(Listing excerpted from a collection)
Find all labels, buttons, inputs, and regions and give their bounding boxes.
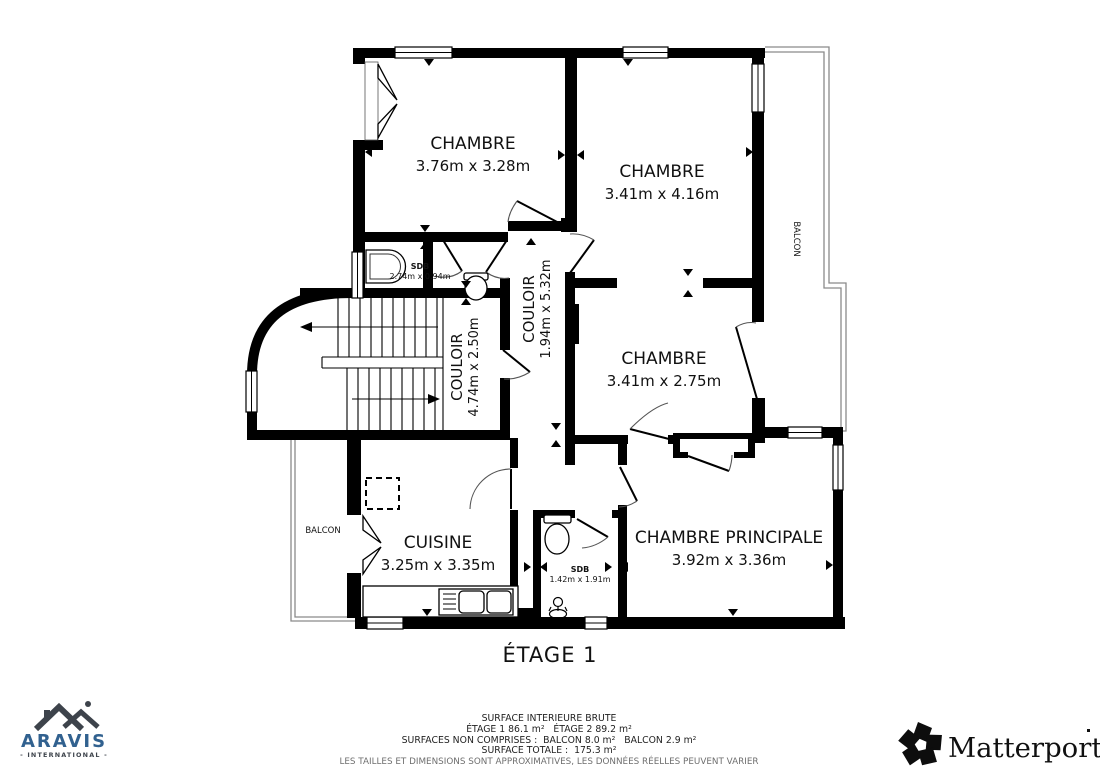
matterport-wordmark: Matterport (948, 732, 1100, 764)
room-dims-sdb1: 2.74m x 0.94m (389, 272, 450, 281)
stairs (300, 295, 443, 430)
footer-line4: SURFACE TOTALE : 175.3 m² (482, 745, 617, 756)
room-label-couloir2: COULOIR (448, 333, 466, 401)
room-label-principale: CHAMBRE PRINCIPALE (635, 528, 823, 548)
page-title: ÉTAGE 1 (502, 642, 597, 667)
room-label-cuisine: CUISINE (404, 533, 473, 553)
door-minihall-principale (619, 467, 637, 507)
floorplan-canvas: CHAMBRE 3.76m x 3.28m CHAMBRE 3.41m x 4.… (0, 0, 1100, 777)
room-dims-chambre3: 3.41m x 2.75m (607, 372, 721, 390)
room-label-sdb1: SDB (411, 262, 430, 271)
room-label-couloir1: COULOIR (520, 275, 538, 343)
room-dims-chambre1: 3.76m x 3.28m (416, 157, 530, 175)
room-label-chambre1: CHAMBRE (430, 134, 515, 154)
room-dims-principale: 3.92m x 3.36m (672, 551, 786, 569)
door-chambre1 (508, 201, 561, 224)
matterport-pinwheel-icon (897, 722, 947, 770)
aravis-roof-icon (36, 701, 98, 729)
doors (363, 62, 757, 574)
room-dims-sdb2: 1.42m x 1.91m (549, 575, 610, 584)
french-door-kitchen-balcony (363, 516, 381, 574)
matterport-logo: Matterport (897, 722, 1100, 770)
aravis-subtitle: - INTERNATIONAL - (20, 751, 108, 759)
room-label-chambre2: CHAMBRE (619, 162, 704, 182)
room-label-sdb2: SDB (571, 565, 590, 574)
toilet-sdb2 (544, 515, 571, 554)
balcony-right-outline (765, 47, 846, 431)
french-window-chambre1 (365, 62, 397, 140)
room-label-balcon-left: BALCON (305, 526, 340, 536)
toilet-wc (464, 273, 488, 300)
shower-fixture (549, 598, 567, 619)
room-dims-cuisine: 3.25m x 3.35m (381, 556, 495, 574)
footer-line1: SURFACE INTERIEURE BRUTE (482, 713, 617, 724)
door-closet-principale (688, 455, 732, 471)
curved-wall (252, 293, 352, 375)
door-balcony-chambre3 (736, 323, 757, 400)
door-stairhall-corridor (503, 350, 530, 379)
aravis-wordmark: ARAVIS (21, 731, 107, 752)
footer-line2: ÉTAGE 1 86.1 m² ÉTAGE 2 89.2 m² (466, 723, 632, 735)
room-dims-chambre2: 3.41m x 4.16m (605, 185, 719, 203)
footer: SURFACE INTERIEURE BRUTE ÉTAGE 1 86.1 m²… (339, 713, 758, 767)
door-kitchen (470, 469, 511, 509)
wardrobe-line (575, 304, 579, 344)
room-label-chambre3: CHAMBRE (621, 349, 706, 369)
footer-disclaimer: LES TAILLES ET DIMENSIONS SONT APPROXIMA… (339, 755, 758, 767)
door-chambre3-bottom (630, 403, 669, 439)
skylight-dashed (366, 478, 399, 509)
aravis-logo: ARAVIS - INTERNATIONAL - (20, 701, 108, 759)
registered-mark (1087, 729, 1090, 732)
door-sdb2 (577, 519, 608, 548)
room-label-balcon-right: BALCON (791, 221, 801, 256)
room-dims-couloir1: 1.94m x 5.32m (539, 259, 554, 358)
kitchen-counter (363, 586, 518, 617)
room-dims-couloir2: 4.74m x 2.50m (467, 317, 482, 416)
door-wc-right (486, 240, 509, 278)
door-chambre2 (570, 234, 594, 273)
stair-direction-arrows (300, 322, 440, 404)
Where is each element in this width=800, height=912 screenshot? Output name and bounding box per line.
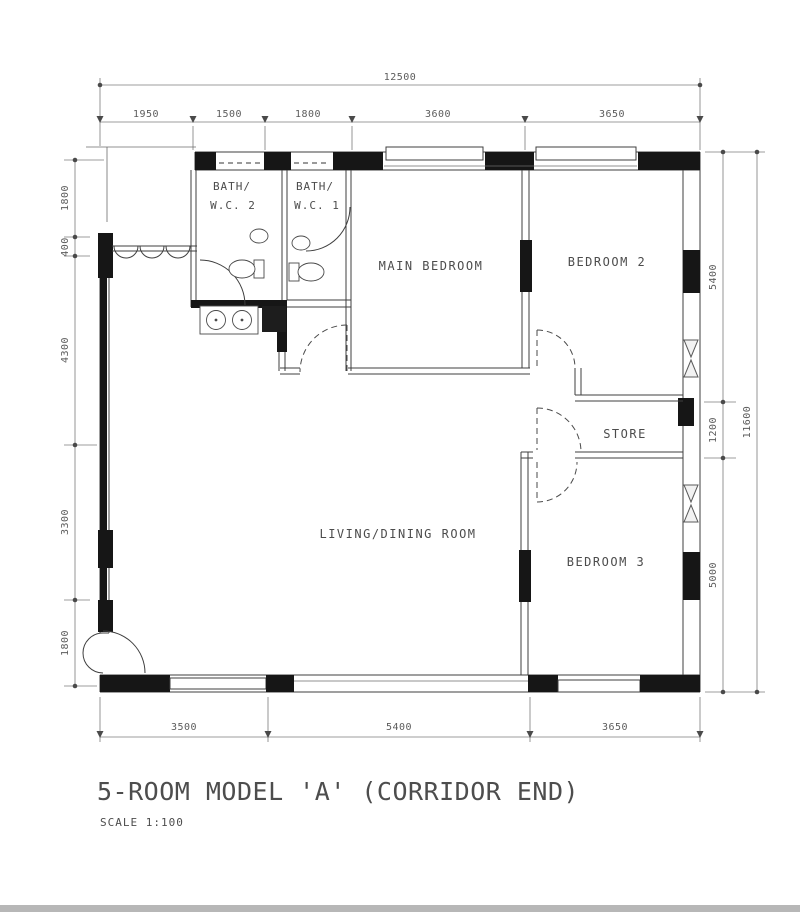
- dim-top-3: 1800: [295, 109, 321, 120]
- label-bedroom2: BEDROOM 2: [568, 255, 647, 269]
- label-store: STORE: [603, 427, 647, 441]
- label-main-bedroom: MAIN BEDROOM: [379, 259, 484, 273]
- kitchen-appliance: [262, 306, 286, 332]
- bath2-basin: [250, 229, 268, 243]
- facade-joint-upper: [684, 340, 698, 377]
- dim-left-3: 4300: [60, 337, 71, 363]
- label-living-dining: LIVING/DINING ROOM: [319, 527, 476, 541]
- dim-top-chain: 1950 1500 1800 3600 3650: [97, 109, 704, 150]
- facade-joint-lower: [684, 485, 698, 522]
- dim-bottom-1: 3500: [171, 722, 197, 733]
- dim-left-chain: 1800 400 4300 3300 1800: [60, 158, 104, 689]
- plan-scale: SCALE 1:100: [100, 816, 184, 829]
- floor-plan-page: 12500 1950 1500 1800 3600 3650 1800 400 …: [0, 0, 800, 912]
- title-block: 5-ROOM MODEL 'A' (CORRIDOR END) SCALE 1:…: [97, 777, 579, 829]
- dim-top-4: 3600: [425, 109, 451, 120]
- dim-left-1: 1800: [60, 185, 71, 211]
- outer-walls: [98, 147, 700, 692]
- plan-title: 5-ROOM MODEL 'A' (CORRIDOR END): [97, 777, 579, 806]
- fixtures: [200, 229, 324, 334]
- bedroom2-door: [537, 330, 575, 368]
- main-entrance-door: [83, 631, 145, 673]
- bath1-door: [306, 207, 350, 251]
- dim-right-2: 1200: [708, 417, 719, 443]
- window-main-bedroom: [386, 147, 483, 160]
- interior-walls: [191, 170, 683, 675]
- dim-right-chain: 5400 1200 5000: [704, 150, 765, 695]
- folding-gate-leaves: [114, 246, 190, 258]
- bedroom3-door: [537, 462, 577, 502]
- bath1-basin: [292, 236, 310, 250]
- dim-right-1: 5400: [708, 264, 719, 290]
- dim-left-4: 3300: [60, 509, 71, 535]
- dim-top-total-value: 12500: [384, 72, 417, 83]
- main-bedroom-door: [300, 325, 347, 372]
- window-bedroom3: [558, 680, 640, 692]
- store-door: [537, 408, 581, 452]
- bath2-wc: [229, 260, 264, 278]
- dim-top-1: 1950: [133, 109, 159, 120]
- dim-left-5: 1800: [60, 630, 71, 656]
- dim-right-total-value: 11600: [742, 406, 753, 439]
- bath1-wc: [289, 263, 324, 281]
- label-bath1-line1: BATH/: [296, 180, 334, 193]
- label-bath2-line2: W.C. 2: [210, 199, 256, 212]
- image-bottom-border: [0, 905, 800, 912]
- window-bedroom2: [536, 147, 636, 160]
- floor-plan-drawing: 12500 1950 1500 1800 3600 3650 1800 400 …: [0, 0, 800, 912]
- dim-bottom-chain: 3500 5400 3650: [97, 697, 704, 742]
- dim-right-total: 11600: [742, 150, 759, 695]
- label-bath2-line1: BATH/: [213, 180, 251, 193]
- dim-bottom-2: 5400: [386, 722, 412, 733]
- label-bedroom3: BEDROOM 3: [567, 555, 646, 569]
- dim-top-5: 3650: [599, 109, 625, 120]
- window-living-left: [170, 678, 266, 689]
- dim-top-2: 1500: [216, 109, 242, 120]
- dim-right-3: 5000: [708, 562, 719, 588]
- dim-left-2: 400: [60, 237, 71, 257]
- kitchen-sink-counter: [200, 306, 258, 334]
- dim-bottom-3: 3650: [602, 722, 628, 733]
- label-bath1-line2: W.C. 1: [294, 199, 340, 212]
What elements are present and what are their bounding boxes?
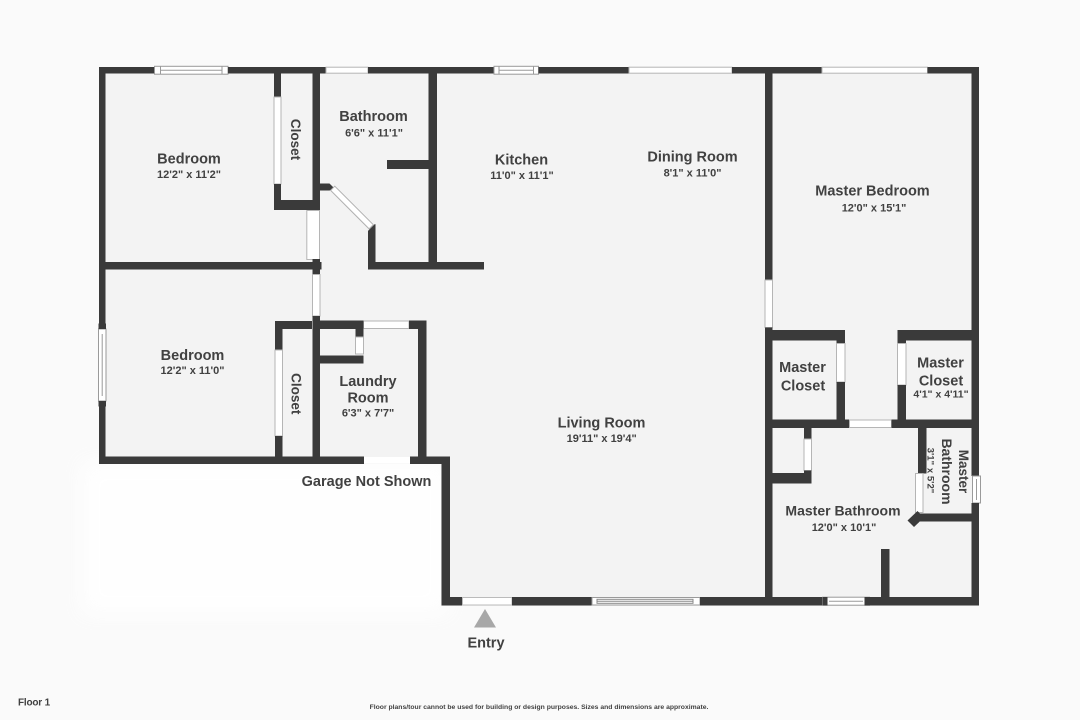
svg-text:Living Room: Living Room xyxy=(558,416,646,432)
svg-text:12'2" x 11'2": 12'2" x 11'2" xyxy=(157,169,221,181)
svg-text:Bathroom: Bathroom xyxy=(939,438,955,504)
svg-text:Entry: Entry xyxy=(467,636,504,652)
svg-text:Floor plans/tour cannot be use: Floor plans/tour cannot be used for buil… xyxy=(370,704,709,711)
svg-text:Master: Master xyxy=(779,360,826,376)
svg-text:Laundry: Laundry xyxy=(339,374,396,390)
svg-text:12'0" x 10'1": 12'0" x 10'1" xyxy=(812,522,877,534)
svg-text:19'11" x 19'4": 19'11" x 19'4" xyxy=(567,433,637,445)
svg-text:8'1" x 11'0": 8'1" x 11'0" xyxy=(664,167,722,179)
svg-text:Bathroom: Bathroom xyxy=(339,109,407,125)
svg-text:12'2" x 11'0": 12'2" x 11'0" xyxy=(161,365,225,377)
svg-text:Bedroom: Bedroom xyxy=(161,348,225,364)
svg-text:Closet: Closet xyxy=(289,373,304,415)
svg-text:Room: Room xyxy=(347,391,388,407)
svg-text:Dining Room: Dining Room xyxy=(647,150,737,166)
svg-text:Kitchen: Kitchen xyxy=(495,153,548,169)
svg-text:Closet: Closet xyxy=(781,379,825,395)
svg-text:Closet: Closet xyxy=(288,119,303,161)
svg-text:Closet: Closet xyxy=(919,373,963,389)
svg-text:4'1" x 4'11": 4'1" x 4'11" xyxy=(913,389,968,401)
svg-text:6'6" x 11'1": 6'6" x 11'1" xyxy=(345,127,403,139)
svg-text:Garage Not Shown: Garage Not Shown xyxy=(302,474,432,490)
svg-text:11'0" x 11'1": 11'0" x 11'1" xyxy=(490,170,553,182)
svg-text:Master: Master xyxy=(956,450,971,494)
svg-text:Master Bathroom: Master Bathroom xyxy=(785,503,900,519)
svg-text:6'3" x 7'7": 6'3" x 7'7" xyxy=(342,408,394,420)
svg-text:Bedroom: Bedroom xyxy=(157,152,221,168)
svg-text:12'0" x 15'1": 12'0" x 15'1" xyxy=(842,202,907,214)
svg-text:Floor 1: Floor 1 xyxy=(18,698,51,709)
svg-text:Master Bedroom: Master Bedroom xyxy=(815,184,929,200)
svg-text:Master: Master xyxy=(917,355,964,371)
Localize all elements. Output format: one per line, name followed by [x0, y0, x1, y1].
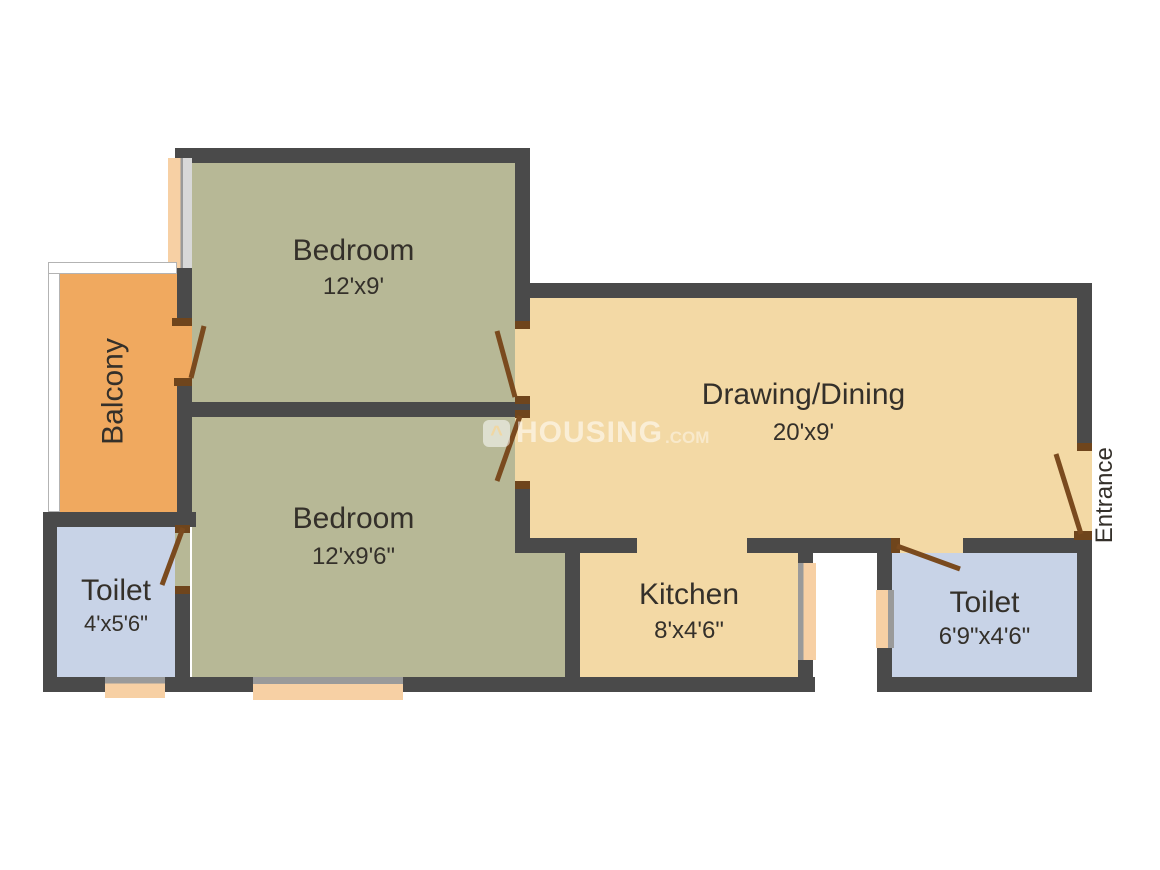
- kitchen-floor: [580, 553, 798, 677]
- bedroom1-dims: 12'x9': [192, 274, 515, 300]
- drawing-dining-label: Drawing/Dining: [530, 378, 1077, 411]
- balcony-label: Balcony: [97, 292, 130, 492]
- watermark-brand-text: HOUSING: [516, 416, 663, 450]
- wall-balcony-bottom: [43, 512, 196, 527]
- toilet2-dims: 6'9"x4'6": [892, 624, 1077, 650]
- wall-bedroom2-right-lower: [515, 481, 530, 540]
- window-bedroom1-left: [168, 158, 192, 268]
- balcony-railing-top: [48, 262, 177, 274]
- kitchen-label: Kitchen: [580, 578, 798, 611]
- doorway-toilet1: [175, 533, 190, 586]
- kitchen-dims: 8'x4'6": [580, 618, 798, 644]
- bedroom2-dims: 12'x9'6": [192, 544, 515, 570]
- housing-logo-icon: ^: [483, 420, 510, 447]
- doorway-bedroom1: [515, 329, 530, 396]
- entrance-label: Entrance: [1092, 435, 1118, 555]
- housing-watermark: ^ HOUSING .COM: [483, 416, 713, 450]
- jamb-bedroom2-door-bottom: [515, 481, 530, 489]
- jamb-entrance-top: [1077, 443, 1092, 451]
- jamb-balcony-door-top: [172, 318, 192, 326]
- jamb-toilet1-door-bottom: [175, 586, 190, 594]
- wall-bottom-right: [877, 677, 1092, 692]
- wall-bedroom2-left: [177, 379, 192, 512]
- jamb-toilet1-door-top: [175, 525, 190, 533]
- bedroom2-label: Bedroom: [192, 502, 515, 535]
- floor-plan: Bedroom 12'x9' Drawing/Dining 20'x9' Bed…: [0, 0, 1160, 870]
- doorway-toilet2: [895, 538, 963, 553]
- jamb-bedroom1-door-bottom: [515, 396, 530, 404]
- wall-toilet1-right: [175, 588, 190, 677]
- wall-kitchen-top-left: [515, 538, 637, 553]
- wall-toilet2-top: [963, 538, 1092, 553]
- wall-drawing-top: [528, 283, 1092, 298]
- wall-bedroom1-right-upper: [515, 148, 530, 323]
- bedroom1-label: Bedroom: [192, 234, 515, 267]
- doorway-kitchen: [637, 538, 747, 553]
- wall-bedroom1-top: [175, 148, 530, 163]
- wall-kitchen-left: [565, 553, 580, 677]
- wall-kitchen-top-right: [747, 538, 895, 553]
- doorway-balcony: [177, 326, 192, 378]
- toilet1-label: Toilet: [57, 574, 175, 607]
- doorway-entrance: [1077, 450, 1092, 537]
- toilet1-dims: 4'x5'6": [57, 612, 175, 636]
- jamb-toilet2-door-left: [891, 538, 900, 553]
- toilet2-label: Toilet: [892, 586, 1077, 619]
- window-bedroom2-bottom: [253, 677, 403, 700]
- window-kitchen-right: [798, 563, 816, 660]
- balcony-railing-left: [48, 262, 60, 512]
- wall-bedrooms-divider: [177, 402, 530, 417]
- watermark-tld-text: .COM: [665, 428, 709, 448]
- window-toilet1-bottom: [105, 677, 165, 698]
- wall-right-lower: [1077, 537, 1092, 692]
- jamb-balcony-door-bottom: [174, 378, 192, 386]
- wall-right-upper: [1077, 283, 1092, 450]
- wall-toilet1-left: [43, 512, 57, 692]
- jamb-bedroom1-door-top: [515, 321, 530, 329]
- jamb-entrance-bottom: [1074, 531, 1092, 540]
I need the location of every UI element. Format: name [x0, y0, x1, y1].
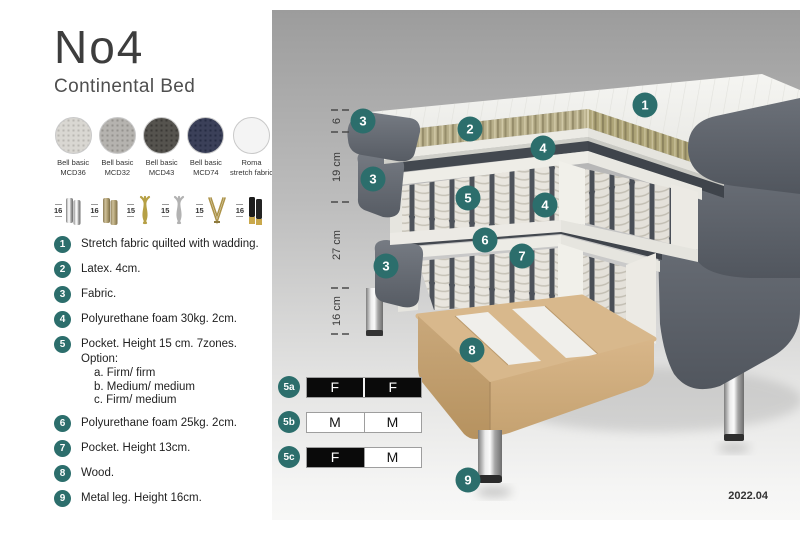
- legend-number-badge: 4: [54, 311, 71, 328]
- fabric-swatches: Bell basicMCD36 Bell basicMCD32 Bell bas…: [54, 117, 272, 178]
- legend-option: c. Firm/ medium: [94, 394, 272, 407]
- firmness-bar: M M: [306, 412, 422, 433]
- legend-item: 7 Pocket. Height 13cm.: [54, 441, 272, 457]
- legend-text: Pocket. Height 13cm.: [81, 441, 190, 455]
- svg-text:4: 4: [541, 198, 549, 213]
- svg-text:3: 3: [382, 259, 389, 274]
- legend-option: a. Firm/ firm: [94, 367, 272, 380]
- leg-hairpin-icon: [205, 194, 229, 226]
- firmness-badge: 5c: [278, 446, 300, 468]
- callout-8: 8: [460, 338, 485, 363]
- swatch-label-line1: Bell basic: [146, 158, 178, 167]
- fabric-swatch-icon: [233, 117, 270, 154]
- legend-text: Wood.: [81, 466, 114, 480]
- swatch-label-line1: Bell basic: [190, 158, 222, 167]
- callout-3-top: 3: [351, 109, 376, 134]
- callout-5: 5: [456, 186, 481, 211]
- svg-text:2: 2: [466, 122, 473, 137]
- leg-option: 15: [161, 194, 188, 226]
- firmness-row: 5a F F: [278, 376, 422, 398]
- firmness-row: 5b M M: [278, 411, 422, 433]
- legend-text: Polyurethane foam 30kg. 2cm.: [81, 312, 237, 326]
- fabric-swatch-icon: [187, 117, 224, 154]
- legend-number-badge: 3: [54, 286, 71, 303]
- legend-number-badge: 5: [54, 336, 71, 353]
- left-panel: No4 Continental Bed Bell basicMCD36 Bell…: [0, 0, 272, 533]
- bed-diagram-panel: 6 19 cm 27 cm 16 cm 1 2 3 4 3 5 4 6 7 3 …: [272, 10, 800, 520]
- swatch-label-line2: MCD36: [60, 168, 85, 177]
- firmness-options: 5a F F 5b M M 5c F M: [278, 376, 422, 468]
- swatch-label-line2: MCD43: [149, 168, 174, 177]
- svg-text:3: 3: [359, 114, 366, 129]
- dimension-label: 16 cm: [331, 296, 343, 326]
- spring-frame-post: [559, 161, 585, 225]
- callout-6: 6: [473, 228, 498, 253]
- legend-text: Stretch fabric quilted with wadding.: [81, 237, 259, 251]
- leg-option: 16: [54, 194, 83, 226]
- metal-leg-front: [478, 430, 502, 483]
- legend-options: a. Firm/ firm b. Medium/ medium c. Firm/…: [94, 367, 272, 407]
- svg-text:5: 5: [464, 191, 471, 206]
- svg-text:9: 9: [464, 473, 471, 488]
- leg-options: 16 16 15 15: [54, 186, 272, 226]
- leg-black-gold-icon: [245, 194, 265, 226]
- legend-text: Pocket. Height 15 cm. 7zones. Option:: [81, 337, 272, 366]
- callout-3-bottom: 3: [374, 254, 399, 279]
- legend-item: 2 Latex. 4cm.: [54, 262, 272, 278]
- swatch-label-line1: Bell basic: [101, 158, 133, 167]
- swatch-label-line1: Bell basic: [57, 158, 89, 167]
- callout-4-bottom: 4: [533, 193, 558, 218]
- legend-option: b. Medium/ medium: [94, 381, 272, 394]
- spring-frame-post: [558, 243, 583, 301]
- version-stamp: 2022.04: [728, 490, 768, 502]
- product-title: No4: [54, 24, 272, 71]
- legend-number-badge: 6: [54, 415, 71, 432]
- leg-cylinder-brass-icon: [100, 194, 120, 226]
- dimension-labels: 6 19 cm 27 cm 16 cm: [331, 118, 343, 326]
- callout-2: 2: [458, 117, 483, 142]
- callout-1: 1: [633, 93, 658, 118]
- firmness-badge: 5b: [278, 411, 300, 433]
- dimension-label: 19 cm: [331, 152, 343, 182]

**WORK INSTRUCTIONS:** Rewrite the lines of the listing from the one containing "- dim-top-3: 1800: [295, 109, 321, 120]" through the one containing "- dim-bottom-1: 3500: [171, 722, 197, 733]", both included, as a numbered list, leaving out any blank lines.

**RESULT OF THE EXERCISE:**
1. - dim-top-3: 1800: [295, 109, 321, 120]
2. - label-bedroom2: BEDROOM 2: [568, 255, 647, 269]
3. - label-store: STORE: [603, 427, 647, 441]
4. - label-main-bedroom: MAIN BEDROOM: [379, 259, 484, 273]
5. - kitchen-appliance: [262, 306, 286, 332]
6. - bath2-basin: [250, 229, 268, 243]
7. - facade-joint-upper: [684, 340, 698, 377]
8. - dim-left-3: 4300: [60, 337, 71, 363]
9. - label-living-dining: LIVING/DINING ROOM: [319, 527, 476, 541]
10. - dim-top-chain: 1950 1500 1800 3600 3650: [97, 109, 704, 150]
11. - facade-joint-lower: [684, 485, 698, 522]
12. - dim-bottom-1: 3500: [171, 722, 197, 733]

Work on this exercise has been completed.